#### WORK TO DO
Copy the entries below exactly. Images do not belong in the copy.

---------- RECORD SET ----------

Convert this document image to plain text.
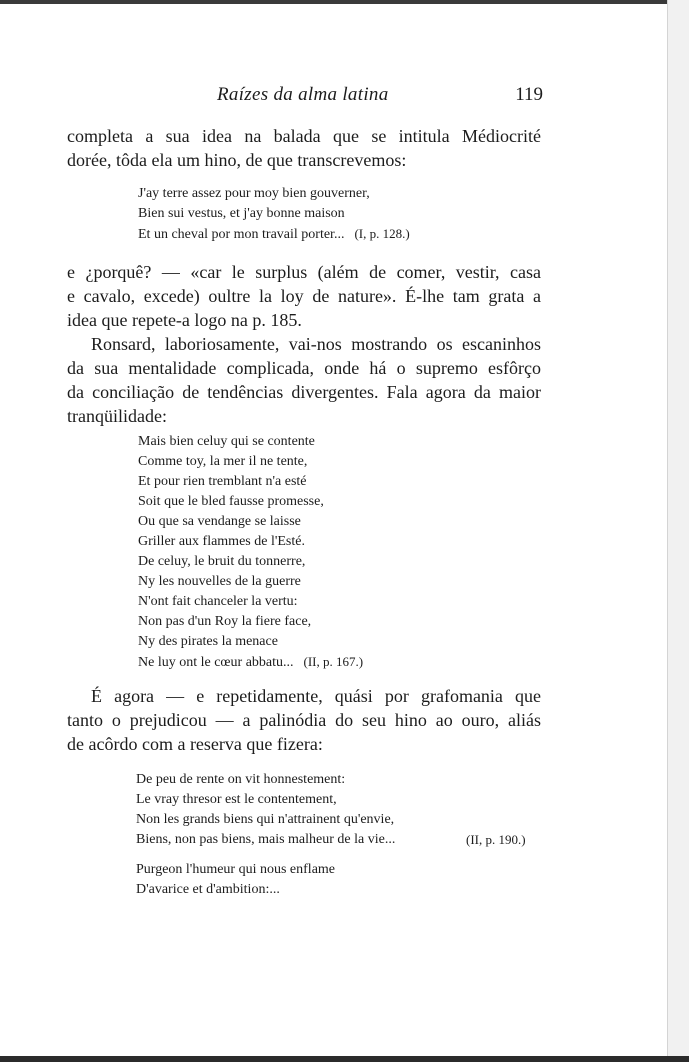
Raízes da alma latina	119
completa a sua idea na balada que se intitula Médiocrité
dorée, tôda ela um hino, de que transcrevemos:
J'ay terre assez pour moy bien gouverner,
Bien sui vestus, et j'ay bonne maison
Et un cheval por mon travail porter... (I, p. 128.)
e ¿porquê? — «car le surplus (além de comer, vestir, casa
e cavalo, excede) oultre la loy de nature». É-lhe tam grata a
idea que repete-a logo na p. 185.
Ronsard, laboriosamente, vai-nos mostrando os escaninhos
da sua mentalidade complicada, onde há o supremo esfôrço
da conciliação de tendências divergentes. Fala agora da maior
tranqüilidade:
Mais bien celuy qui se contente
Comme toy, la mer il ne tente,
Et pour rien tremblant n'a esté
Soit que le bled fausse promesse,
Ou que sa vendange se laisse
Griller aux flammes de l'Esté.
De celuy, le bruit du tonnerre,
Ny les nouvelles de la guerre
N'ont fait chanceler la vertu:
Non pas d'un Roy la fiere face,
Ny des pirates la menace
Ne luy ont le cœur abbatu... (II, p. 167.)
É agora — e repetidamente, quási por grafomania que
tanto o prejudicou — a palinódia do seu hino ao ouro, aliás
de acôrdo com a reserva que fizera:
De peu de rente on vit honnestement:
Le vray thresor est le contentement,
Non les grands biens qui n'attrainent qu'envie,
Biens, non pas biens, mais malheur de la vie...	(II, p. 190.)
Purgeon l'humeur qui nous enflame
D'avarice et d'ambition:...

----------

#### FULL SOLUTION
Convert this document image to plain text.
Raízes da alma latina	119
completa a sua idea na balada que se intitula Médiocrité
dorée, tôda ela um hino, de que transcrevemos:
J'ay terre assez pour moy bien gouverner,
Bien sui vestus, et j'ay bonne maison
Et un cheval por mon travail porter... (I, p. 128.)
e ¿porquê? — «car le surplus (além de comer, vestir, casa
e cavalo, excede) oultre la loy de nature». É-lhe tam grata a
idea que repete-a logo na p. 185.
Ronsard, laboriosamente, vai-nos mostrando os escaninhos
da sua mentalidade complicada, onde há o supremo esfôrço
da conciliação de tendências divergentes. Fala agora da maior
tranqüilidade:
Mais bien celuy qui se contente
Comme toy, la mer il ne tente,
Et pour rien tremblant n'a esté
Soit que le bled fausse promesse,
Ou que sa vendange se laisse
Griller aux flammes de l'Esté.
De celuy, le bruit du tonnerre,
Ny les nouvelles de la guerre
N'ont fait chanceler la vertu:
Non pas d'un Roy la fiere face,
Ny des pirates la menace
Ne luy ont le cœur abbatu... (II, p. 167.)
É agora — e repetidamente, quási por grafomania que
tanto o prejudicou — a palinódia do seu hino ao ouro, aliás
de acôrdo com a reserva que fizera:
De peu de rente on vit honnestement:
Le vray thresor est le contentement,
Non les grands biens qui n'attrainent qu'envie,
Biens, non pas biens, mais malheur de la vie...	(II, p. 190.)
Purgeon l'humeur qui nous enflame
D'avarice et d'ambition:...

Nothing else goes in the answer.